_Exercise directions_
Count lines holding the string "vyšetrenie" in the data that follows. Reply with one number only.

_Extracted entries_
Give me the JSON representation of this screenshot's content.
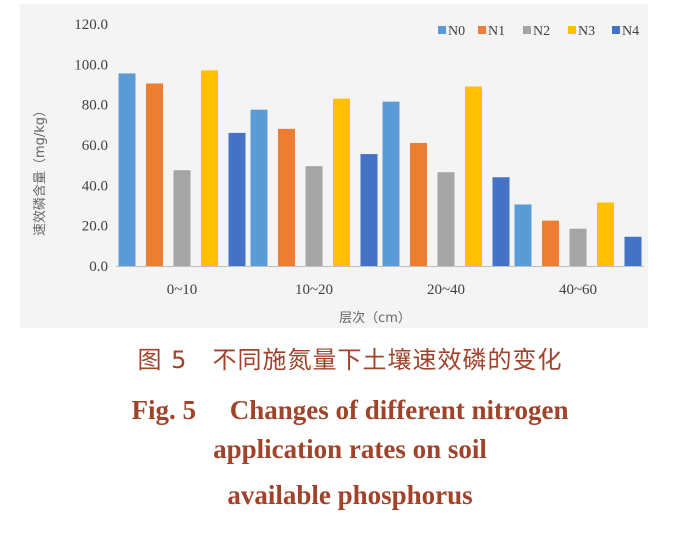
{
  "chart_data": {
    "type": "bar",
    "categories": [
      "0~10",
      "10~20",
      "20~40",
      "40~60"
    ],
    "series": [
      {
        "name": "N0",
        "color": "#5b9bd5",
        "values": [
          95.5,
          77.5,
          81.5,
          30.5
        ]
      },
      {
        "name": "N1",
        "color": "#ed7d31",
        "values": [
          90.5,
          68.0,
          61.0,
          22.5
        ]
      },
      {
        "name": "N2",
        "color": "#a5a5a5",
        "values": [
          47.5,
          49.5,
          46.5,
          18.5
        ]
      },
      {
        "name": "N3",
        "color": "#ffc000",
        "values": [
          97.0,
          83.0,
          89.0,
          31.5
        ]
      },
      {
        "name": "N4",
        "color": "#4472c4",
        "values": [
          66.0,
          55.5,
          44.0,
          14.5
        ]
      }
    ],
    "ylim": [
      0,
      120
    ],
    "yticks": [
      "0.0",
      "20.0",
      "40.0",
      "60.0",
      "80.0",
      "100.0",
      "120.0"
    ],
    "xlabel": "层次（cm）",
    "ylabel": "速效磷含量（mg/kg）",
    "legend_position": "top-right",
    "grid": false
  },
  "caption": {
    "cn": "图 5　不同施氮量下土壤速效磷的变化",
    "en_line1": "Fig. 5　 Changes of different nitrogen",
    "en_line2": "application rates on soil",
    "en_line3": "available phosphorus"
  }
}
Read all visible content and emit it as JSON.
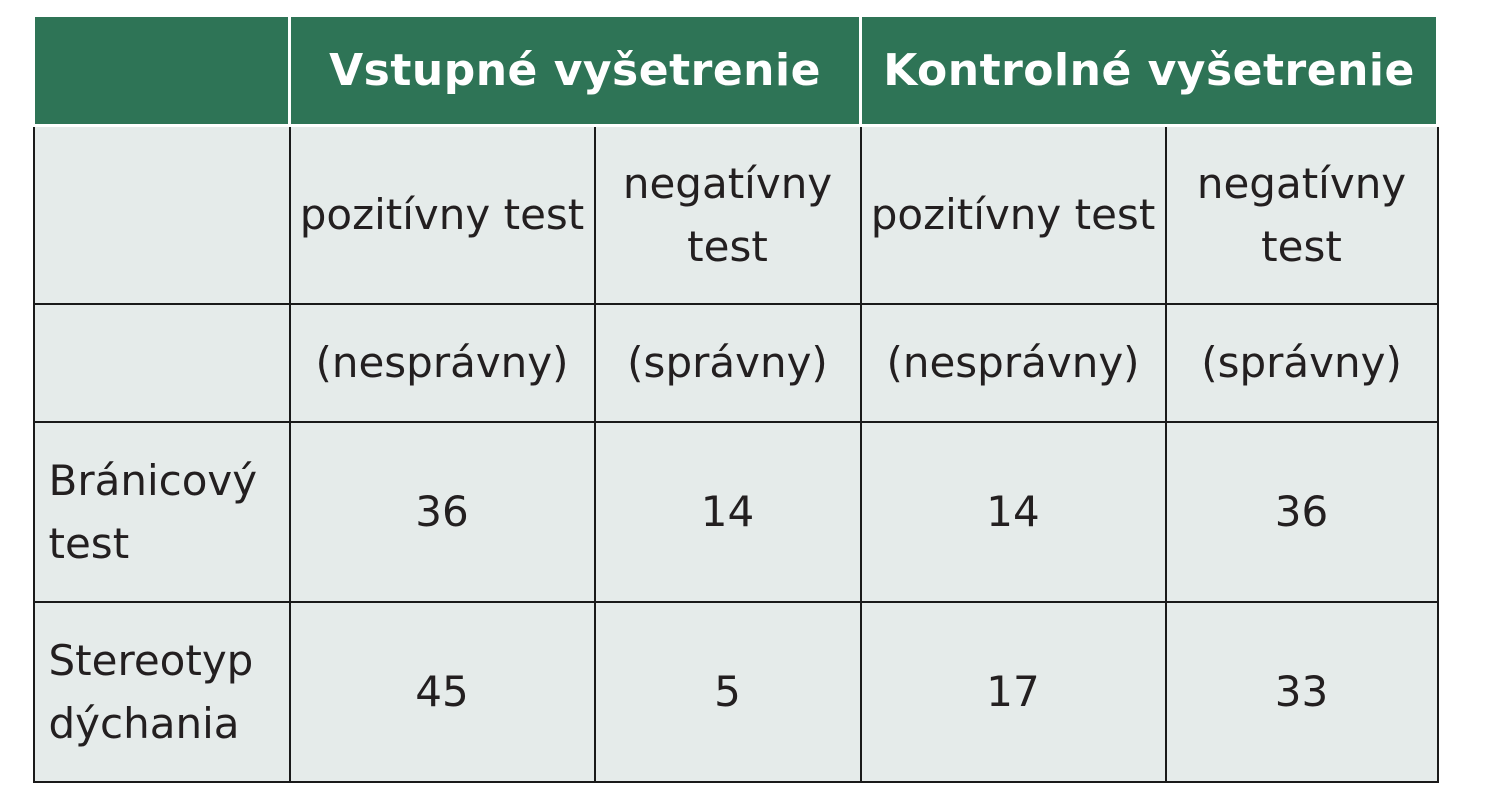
{
  "table": {
    "header": {
      "empty": "",
      "group1": "Vstupné vyšetrenie",
      "group2": "Kontrolné vyšetrenie"
    },
    "subheader": {
      "empty": "",
      "cols": [
        "pozitívny test",
        "negatívny test",
        "pozitívny test",
        "negatívny test"
      ]
    },
    "subheader2": {
      "empty": "",
      "cols": [
        "(nesprávny)",
        "(správny)",
        "(nesprávny)",
        "(správny)"
      ]
    },
    "rows": [
      {
        "label": "Bránicový test",
        "values": [
          "36",
          "14",
          "14",
          "36"
        ]
      },
      {
        "label": "Stereotyp dýchania",
        "values": [
          "45",
          "5",
          "17",
          "33"
        ]
      }
    ]
  }
}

_Final result_
2